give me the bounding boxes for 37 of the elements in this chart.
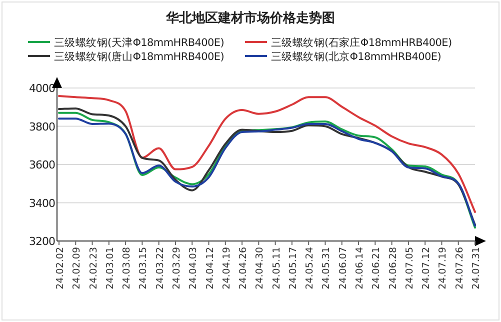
- chart-title: 华北地区建材市场价格走势图: [165, 10, 335, 26]
- line-series: [58, 95, 476, 213]
- legend-label: 三级螺纹钢(唐山Φ18mmHRB400E): [54, 50, 224, 63]
- x-tick-label: 24.06.07: [338, 247, 349, 290]
- x-tick-label: 24.03.15: [138, 247, 150, 290]
- x-tick-label: 24.05.24: [304, 247, 316, 290]
- y-tick-label: 3600: [29, 158, 56, 172]
- y-tick-label: 3200: [29, 235, 56, 248]
- legend-label: 三级螺纹钢(北京Φ18mmHRB400E): [271, 50, 442, 63]
- x-tick-label: 24.03.22: [154, 247, 166, 290]
- x-tick-label: 24.07.12: [421, 247, 432, 290]
- x-tick-label: 24.06.21: [371, 247, 382, 290]
- legend-label: 三级螺纹钢(石家庄Φ18mmHRB400E): [271, 36, 452, 49]
- y-tick-label: 4000: [29, 82, 56, 95]
- x-tick-label: 24.07.19: [438, 247, 449, 290]
- x-tick-label: 24.05.17: [288, 247, 299, 290]
- x-tick-label: 24.03.08: [122, 247, 133, 290]
- x-tick-label: 24.06.28: [388, 247, 399, 290]
- x-tick-label: 24.04.30: [254, 247, 266, 290]
- x-tick-label: 24.04.12: [204, 247, 216, 290]
- x-tick-label: 24.02.02: [55, 247, 66, 290]
- x-tick-label: 24.06.14: [354, 247, 366, 290]
- x-tick-label: 24.04.03: [188, 247, 200, 290]
- x-tick-label: 24.04.26: [238, 247, 250, 290]
- x-tick-label: 24.03.01: [104, 247, 116, 290]
- y-tick-label: 3400: [29, 196, 56, 210]
- x-tick-label: 24.07.31: [471, 247, 482, 290]
- x-tick-label: 24.02.23: [88, 247, 100, 290]
- x-tick-label: 24.05.11: [271, 247, 282, 290]
- x-tick-label: 24.02.09: [72, 247, 83, 290]
- x-tick-label: 24.04.19: [221, 247, 232, 290]
- x-tick-label: 24.05.31: [321, 247, 332, 290]
- x-tick-label: 24.07.05: [404, 247, 416, 290]
- x-tick-label: 24.07.26: [454, 247, 466, 290]
- y-tick-label: 3800: [29, 120, 56, 134]
- legend-label: 三级螺纹钢(天津Φ18mmHRB400E): [54, 36, 224, 49]
- x-tick-label: 24.03.29: [171, 247, 182, 290]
═══
» **WHAT TO WORK ON**
Rewrite the lines above with "bounding boxes" changed to "box coordinates" and everything else kept the same. Leave the picture out of your answer.

» **EXERCISE RESPONSE**
give me the box coordinates for 37 of the elements in this chart.
- chart-title: 华北地区建材市场价格走势图: [165, 10, 335, 26]
- line-series: [58, 95, 476, 213]
- legend-label: 三级螺纹钢(唐山Φ18mmHRB400E): [54, 50, 224, 63]
- x-tick-label: 24.06.07: [338, 247, 349, 290]
- x-tick-label: 24.03.15: [138, 247, 150, 290]
- x-tick-label: 24.05.24: [304, 247, 316, 290]
- y-tick-label: 3600: [29, 158, 56, 172]
- y-tick-label: 3200: [29, 235, 56, 248]
- legend-label: 三级螺纹钢(北京Φ18mmHRB400E): [271, 50, 442, 63]
- x-tick-label: 24.03.22: [154, 247, 166, 290]
- x-tick-label: 24.07.12: [421, 247, 432, 290]
- x-tick-label: 24.06.21: [371, 247, 382, 290]
- legend-label: 三级螺纹钢(石家庄Φ18mmHRB400E): [271, 36, 452, 49]
- y-tick-label: 4000: [29, 82, 56, 95]
- x-tick-label: 24.07.19: [438, 247, 449, 290]
- x-tick-label: 24.05.17: [288, 247, 299, 290]
- x-tick-label: 24.03.08: [122, 247, 133, 290]
- x-tick-label: 24.06.28: [388, 247, 399, 290]
- x-tick-label: 24.04.30: [254, 247, 266, 290]
- x-tick-label: 24.04.12: [204, 247, 216, 290]
- x-tick-label: 24.02.02: [55, 247, 66, 290]
- x-tick-label: 24.06.14: [354, 247, 366, 290]
- x-tick-label: 24.04.03: [188, 247, 200, 290]
- x-tick-label: 24.04.26: [238, 247, 250, 290]
- x-tick-label: 24.03.01: [104, 247, 116, 290]
- y-tick-label: 3400: [29, 196, 56, 210]
- x-tick-label: 24.07.31: [471, 247, 482, 290]
- x-tick-label: 24.02.23: [88, 247, 100, 290]
- x-tick-label: 24.05.11: [271, 247, 282, 290]
- x-tick-label: 24.02.09: [72, 247, 83, 290]
- x-tick-label: 24.04.19: [221, 247, 232, 290]
- x-tick-label: 24.05.31: [321, 247, 332, 290]
- x-tick-label: 24.07.05: [404, 247, 416, 290]
- x-tick-label: 24.07.26: [454, 247, 466, 290]
- y-tick-label: 3800: [29, 120, 56, 134]
- legend-label: 三级螺纹钢(天津Φ18mmHRB400E): [54, 36, 224, 49]
- x-tick-label: 24.03.29: [171, 247, 182, 290]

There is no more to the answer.